## MATERIALS PROVIDED
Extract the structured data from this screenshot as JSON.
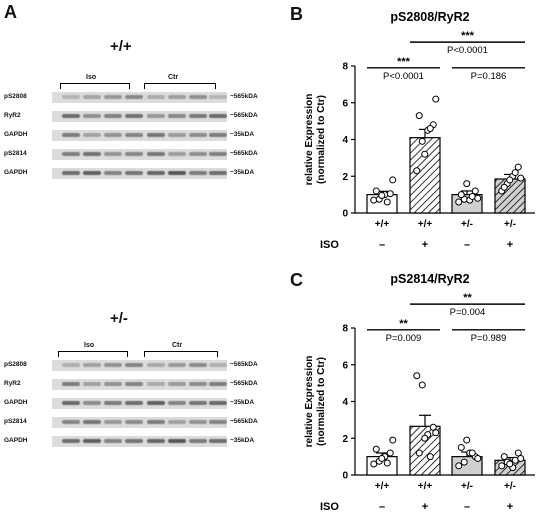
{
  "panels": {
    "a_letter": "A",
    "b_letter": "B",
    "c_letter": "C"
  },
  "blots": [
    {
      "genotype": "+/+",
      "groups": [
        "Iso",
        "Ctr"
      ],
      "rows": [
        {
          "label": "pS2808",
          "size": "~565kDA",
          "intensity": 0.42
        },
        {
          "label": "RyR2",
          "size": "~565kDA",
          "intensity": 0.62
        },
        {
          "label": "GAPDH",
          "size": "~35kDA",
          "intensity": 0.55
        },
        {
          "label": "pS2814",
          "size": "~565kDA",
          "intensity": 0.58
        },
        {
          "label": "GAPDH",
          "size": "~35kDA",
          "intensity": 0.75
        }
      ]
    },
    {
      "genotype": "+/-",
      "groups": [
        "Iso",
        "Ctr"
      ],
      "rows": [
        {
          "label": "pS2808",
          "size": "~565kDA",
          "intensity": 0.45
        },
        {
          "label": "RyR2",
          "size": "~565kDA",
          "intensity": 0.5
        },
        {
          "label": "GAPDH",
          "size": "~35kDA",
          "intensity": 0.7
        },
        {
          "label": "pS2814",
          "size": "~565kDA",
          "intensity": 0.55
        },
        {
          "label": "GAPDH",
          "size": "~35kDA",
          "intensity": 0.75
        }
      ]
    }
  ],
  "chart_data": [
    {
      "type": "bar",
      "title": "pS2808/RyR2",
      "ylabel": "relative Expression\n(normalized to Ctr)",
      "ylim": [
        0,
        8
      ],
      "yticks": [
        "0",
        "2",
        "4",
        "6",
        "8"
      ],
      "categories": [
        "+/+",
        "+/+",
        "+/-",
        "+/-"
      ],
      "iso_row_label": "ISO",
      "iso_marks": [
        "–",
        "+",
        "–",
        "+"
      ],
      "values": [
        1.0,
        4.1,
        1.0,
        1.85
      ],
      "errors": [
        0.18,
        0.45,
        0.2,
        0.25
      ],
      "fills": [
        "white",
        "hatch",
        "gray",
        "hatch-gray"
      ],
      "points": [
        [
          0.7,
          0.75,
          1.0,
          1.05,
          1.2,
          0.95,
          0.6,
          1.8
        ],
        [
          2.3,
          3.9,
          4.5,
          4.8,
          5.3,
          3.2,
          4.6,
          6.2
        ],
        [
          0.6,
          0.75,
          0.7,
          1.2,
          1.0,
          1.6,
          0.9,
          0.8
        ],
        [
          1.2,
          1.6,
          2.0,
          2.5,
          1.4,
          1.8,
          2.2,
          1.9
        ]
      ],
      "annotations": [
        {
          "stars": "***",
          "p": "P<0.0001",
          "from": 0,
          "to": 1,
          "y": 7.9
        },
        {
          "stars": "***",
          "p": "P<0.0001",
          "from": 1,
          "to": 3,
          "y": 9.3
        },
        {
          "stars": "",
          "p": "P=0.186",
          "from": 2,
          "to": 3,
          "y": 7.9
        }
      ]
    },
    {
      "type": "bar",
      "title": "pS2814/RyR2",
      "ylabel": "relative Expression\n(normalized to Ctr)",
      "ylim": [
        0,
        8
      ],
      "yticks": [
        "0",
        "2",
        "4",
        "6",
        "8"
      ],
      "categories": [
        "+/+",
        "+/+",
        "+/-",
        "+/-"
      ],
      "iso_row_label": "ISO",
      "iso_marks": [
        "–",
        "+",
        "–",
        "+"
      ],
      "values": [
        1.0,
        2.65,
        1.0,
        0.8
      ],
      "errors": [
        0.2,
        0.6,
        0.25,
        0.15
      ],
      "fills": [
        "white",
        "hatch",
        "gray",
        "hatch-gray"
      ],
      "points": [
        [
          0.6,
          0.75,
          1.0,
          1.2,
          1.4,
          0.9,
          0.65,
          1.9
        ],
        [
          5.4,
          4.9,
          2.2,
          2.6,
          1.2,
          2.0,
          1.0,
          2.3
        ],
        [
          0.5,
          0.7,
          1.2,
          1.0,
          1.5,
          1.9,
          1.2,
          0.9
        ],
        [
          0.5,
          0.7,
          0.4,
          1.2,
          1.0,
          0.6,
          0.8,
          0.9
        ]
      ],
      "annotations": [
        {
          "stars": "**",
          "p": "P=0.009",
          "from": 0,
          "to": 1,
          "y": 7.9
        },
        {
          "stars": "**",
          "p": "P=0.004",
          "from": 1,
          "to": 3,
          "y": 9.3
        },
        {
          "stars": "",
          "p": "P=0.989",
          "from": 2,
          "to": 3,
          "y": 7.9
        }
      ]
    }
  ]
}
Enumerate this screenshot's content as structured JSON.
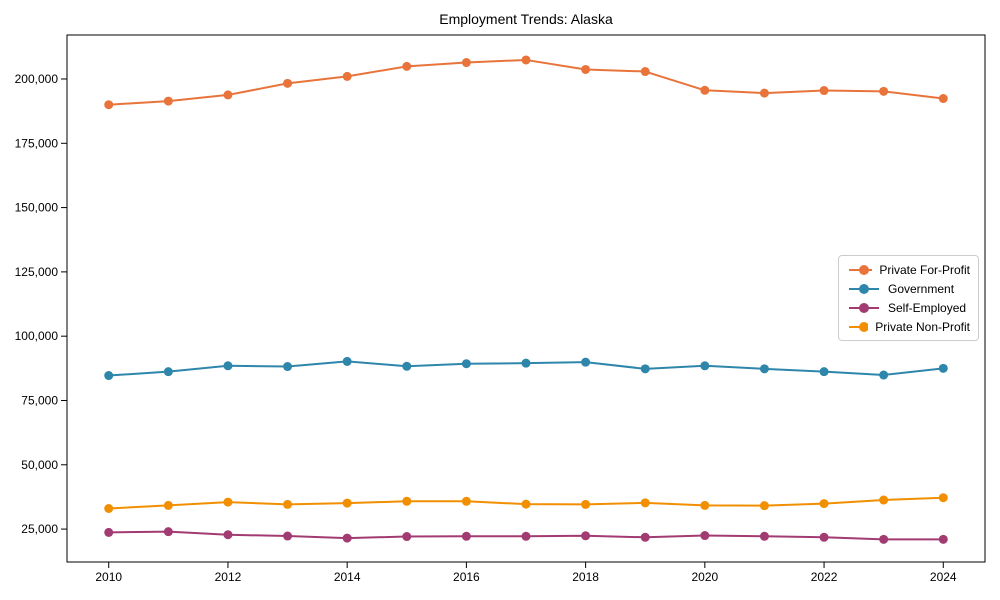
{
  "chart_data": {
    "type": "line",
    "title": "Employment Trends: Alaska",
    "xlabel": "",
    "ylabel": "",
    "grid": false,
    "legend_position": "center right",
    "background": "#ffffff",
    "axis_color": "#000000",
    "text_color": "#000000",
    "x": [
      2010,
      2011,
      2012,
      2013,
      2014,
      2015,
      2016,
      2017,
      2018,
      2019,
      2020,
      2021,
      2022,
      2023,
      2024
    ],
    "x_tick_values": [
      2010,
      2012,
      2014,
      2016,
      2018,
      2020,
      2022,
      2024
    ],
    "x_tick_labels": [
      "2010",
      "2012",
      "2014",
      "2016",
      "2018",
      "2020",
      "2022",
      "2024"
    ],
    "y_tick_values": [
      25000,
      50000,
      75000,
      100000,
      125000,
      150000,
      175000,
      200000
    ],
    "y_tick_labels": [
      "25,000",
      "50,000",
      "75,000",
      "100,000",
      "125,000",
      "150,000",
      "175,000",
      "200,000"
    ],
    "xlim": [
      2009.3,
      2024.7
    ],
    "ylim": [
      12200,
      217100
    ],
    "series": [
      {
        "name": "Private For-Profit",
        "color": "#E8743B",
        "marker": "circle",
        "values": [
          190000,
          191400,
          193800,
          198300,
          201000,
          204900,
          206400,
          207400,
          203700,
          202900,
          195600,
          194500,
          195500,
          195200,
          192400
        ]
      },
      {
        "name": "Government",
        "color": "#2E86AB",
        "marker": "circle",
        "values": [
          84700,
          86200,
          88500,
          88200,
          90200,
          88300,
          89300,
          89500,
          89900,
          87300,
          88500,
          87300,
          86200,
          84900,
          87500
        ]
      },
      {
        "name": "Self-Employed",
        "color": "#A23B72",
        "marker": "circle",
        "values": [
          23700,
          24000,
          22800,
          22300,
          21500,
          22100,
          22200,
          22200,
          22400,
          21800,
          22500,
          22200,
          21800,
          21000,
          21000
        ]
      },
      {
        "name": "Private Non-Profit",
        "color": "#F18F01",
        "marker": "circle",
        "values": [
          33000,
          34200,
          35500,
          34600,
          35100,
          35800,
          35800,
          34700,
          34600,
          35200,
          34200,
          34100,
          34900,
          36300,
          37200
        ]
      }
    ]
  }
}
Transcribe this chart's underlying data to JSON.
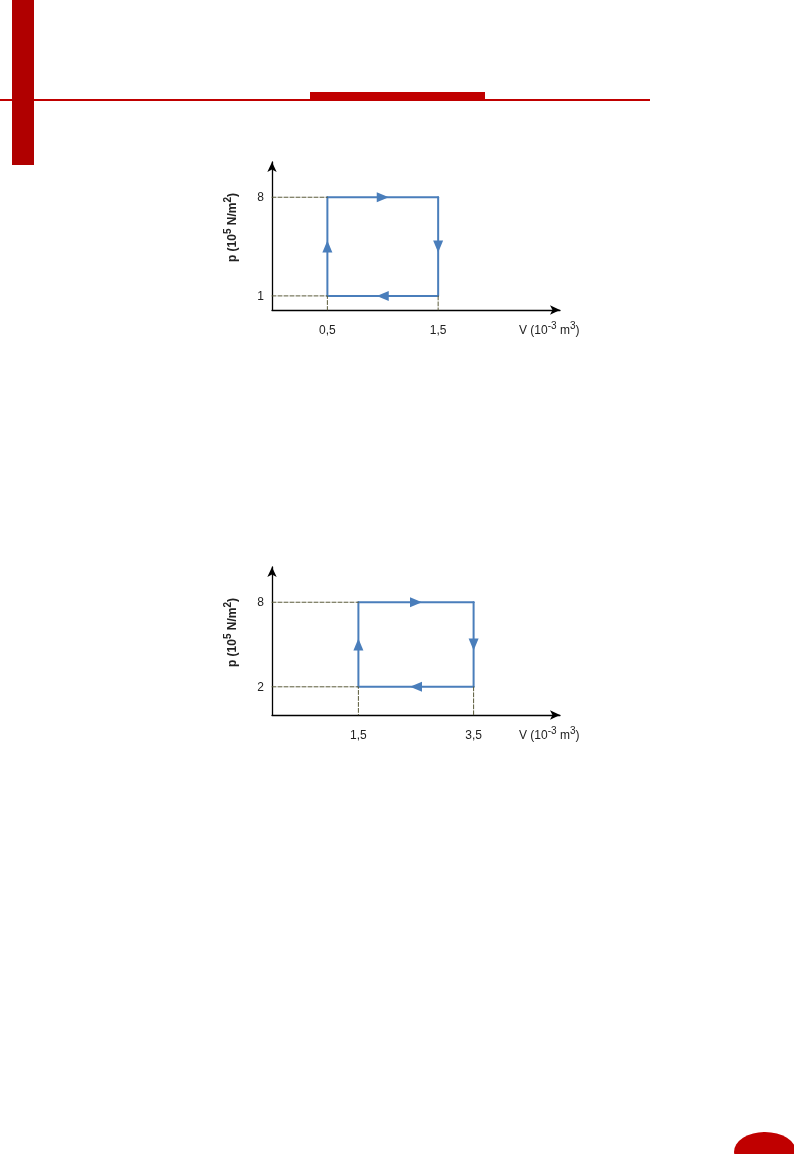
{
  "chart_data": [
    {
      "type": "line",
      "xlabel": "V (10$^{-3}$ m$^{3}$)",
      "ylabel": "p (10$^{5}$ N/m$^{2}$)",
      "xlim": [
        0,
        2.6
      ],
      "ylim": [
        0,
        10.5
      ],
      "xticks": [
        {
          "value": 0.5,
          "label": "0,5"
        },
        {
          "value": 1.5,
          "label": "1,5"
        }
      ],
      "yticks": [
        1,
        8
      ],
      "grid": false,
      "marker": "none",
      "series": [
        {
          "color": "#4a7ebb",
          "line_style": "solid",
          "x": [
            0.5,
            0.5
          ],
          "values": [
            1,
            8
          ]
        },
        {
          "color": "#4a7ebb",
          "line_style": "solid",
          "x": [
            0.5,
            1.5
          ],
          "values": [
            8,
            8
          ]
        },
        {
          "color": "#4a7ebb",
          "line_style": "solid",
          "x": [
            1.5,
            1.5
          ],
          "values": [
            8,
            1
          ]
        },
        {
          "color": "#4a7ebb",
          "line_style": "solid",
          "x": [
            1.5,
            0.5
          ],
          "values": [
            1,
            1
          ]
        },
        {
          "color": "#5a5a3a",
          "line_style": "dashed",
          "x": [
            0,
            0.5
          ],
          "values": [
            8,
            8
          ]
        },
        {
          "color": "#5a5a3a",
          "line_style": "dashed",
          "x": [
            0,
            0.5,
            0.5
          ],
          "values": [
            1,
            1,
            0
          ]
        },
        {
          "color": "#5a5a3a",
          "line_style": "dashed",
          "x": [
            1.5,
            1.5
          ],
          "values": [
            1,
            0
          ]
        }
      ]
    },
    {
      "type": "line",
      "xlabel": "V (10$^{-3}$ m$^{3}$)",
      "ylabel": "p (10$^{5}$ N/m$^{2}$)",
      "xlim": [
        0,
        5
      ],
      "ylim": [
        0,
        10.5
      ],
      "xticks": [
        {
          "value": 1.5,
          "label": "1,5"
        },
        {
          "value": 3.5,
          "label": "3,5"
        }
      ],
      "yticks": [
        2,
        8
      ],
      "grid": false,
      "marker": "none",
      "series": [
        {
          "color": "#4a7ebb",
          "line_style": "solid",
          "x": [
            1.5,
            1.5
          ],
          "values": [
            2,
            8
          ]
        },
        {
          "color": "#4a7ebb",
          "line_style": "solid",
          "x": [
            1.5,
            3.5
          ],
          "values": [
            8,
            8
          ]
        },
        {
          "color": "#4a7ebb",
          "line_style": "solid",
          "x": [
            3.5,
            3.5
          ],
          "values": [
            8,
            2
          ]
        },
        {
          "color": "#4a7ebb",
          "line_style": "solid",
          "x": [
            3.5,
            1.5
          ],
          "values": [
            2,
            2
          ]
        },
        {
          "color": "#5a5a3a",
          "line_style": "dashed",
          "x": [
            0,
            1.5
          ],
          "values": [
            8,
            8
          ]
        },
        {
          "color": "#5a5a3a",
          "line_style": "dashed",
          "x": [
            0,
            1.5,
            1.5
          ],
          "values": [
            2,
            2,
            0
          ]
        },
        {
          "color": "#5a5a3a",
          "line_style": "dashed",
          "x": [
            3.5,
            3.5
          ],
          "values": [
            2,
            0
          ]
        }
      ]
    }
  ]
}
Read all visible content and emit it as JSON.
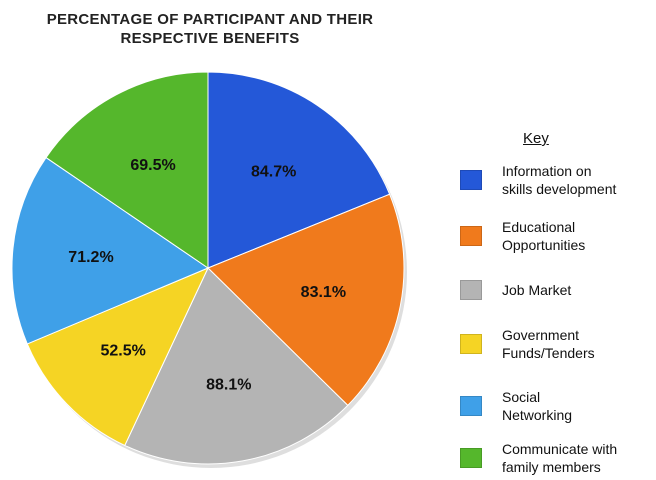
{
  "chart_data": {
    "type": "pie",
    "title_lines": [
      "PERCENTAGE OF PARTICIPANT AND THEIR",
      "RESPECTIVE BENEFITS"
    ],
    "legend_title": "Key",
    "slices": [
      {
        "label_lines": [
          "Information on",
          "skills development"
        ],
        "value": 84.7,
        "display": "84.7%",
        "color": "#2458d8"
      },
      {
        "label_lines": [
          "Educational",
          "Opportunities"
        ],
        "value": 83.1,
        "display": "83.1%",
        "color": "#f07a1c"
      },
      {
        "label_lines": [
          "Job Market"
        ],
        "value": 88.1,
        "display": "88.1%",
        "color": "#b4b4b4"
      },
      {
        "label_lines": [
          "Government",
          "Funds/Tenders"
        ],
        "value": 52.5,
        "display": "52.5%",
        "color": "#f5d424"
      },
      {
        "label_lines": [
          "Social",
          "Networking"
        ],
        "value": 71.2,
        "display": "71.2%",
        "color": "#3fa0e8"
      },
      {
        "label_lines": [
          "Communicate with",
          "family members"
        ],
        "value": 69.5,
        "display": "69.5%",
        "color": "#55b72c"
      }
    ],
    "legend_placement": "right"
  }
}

## WHAT THIS TASK INVOLVES
Extract all lines from the material above that include the word "intensity".

## OUTPUT FOR THIS TASK
          "intensity": 0.42
          "intensity": 0.62
          "intensity": 0.55
          "intensity": 0.58
          "intensity": 0.75
          "intensity": 0.45
          "intensity": 0.5
          "intensity": 0.7
          "intensity": 0.55
          "intensity": 0.75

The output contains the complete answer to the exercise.